Records from a collection:
════

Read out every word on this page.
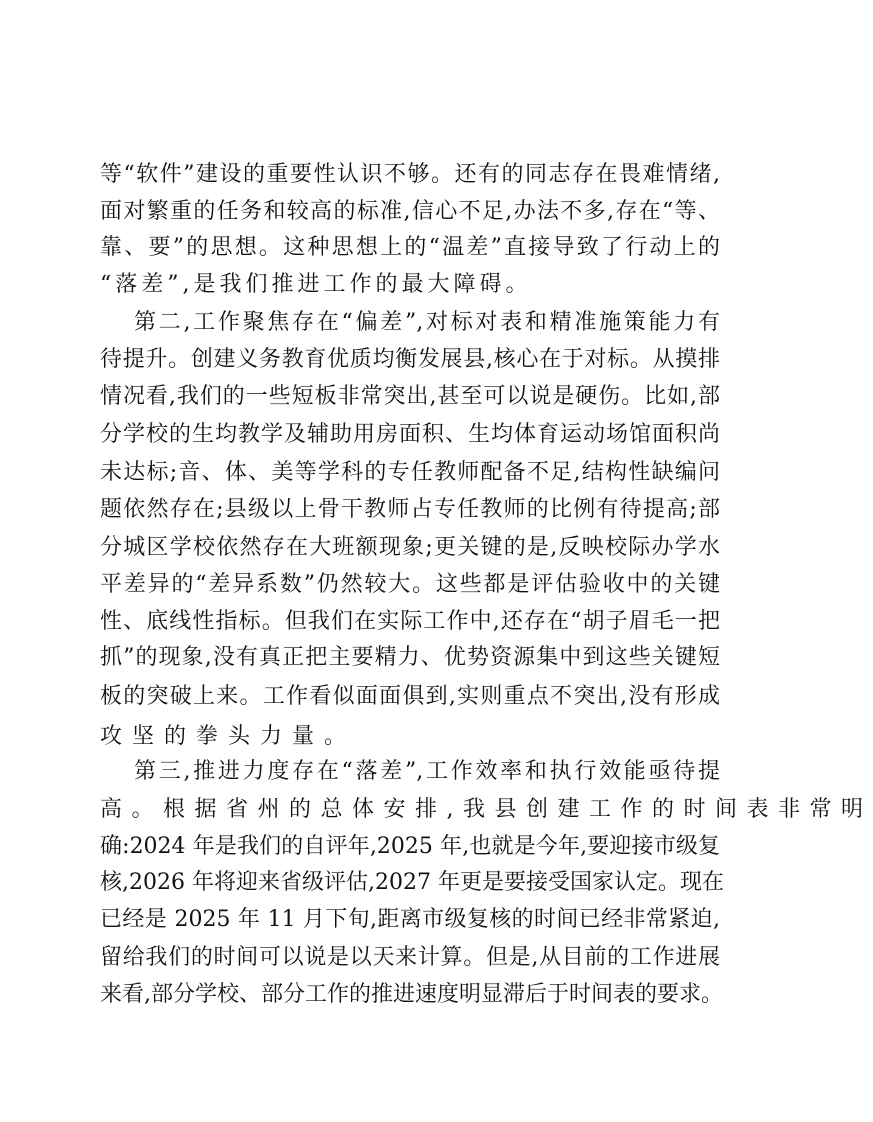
等“软件”建设的重要性认识不够。还有的同志存在畏难情绪,
面对繁重的任务和较高的标准,信心不足,办法不多,存在“等、
靠、要”的思想。这种思想上的“温差”直接导致了行动上的
“落差”,是我们推进工作的最大障碍。
第二,工作聚焦存在“偏差”,对标对表和精准施策能力有
待提升。创建义务教育优质均衡发展县,核心在于对标。从摸排
情况看,我们的一些短板非常突出,甚至可以说是硬伤。比如,部
分学校的生均教学及辅助用房面积、生均体育运动场馆面积尚
未达标;音、体、美等学科的专任教师配备不足,结构性缺编问
题依然存在;县级以上骨干教师占专任教师的比例有待提高;部
分城区学校依然存在大班额现象;更关键的是,反映校际办学水
平差异的“差异系数”仍然较大。这些都是评估验收中的关键
性、底线性指标。但我们在实际工作中,还存在“胡子眉毛一把
抓”的现象,没有真正把主要精力、优势资源集中到这些关键短
板的突破上来。工作看似面面俱到,实则重点不突出,没有形成
攻坚的拳头力量。
第三,推进力度存在“落差”,工作效率和执行效能亟待提
高。根据省州的总体安排,我县创建工作的时间表非常明
确:2024 年是我们的自评年,2025 年,也就是今年,要迎接市级复
核,2026 年将迎来省级评估,2027 年更是要接受国家认定。现在
已经是 2025 年 11 月下旬,距离市级复核的时间已经非常紧迫,
留给我们的时间可以说是以天来计算。但是,从目前的工作进展
来看,部分学校、部分工作的推进速度明显滞后于时间表的要求。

════

An exact transcription of all the entries is required, without the pictures.

Read out every word on this page.
等“软件”建设的重要性认识不够。还有的同志存在畏难情绪,
面对繁重的任务和较高的标准,信心不足,办法不多,存在“等、
靠、要”的思想。这种思想上的“温差”直接导致了行动上的
“落差”,是我们推进工作的最大障碍。
第二,工作聚焦存在“偏差”,对标对表和精准施策能力有
待提升。创建义务教育优质均衡发展县,核心在于对标。从摸排
情况看,我们的一些短板非常突出,甚至可以说是硬伤。比如,部
分学校的生均教学及辅助用房面积、生均体育运动场馆面积尚
未达标;音、体、美等学科的专任教师配备不足,结构性缺编问
题依然存在;县级以上骨干教师占专任教师的比例有待提高;部
分城区学校依然存在大班额现象;更关键的是,反映校际办学水
平差异的“差异系数”仍然较大。这些都是评估验收中的关键
性、底线性指标。但我们在实际工作中,还存在“胡子眉毛一把
抓”的现象,没有真正把主要精力、优势资源集中到这些关键短
板的突破上来。工作看似面面俱到,实则重点不突出,没有形成
攻坚的拳头力量。
第三,推进力度存在“落差”,工作效率和执行效能亟待提
高。根据省州的总体安排,我县创建工作的时间表非常明
确:2024 年是我们的自评年,2025 年,也就是今年,要迎接市级复
核,2026 年将迎来省级评估,2027 年更是要接受国家认定。现在
已经是 2025 年 11 月下旬,距离市级复核的时间已经非常紧迫,
留给我们的时间可以说是以天来计算。但是,从目前的工作进展
来看,部分学校、部分工作的推进速度明显滞后于时间表的要求。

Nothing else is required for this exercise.